- **WHAT TO PRODUCE**:
Leave the pictures out. Return all other data exactly.

┌─ DATASET ENTRIES

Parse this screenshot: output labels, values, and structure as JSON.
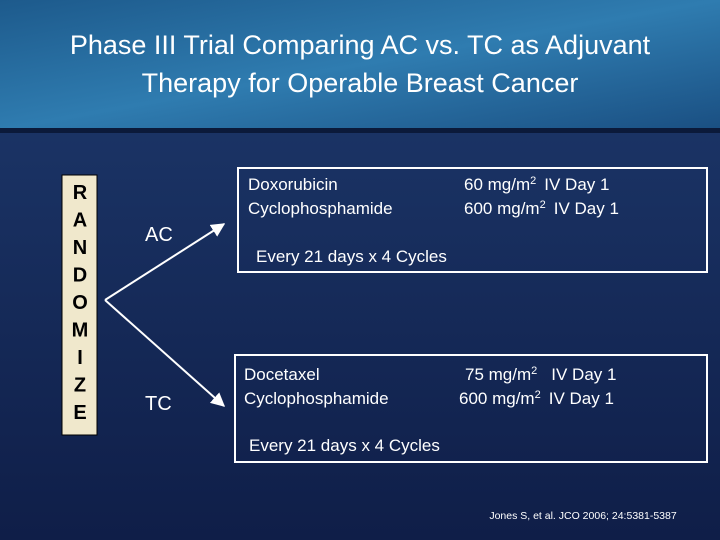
{
  "header": {
    "title_lines": [
      "Phase III Trial Comparing AC vs. TC as Adjuvant",
      "Therapy for Operable Breast Cancer"
    ]
  },
  "randomize": {
    "letters": [
      "R",
      "A",
      "N",
      "D",
      "O",
      "M",
      "I",
      "Z",
      "E"
    ]
  },
  "arms": [
    {
      "label": "AC",
      "drugs": [
        {
          "drug": "Doxorubicin",
          "dose": "60 mg/m",
          "exponent": "2",
          "route": "IV Day 1"
        },
        {
          "drug": "Cyclophosphamide",
          "dose": "600 mg/m",
          "exponent": "2",
          "route": "IV Day 1"
        }
      ],
      "schedule": "Every 21 days x 4 Cycles"
    },
    {
      "label": "TC",
      "drugs": [
        {
          "drug": "Docetaxel",
          "dose": "75 mg/m",
          "exponent": "2",
          "route": "IV Day 1"
        },
        {
          "drug": "Cyclophosphamide",
          "dose": "600 mg/m",
          "exponent": "2",
          "route": "IV Day 1"
        }
      ],
      "schedule": "Every 21 days x 4 Cycles"
    }
  ],
  "citation": "Jones S, et al. JCO 2006; 24:5381-5387"
}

└─

- **RESULT**:
Parse this screenshot: output labels, values, and structure as JSON.
{
  "header": {
    "title_lines": [
      "Phase III Trial Comparing AC vs. TC as Adjuvant",
      "Therapy for Operable Breast Cancer"
    ]
  },
  "randomize": {
    "letters": [
      "R",
      "A",
      "N",
      "D",
      "O",
      "M",
      "I",
      "Z",
      "E"
    ]
  },
  "arms": [
    {
      "label": "AC",
      "drugs": [
        {
          "drug": "Doxorubicin",
          "dose": "60 mg/m",
          "exponent": "2",
          "route": "IV Day 1"
        },
        {
          "drug": "Cyclophosphamide",
          "dose": "600 mg/m",
          "exponent": "2",
          "route": "IV Day 1"
        }
      ],
      "schedule": "Every 21 days x 4 Cycles"
    },
    {
      "label": "TC",
      "drugs": [
        {
          "drug": "Docetaxel",
          "dose": "75 mg/m",
          "exponent": "2",
          "route": "IV Day 1"
        },
        {
          "drug": "Cyclophosphamide",
          "dose": "600 mg/m",
          "exponent": "2",
          "route": "IV Day 1"
        }
      ],
      "schedule": "Every 21 days x 4 Cycles"
    }
  ],
  "citation": "Jones S, et al. JCO 2006; 24:5381-5387"
}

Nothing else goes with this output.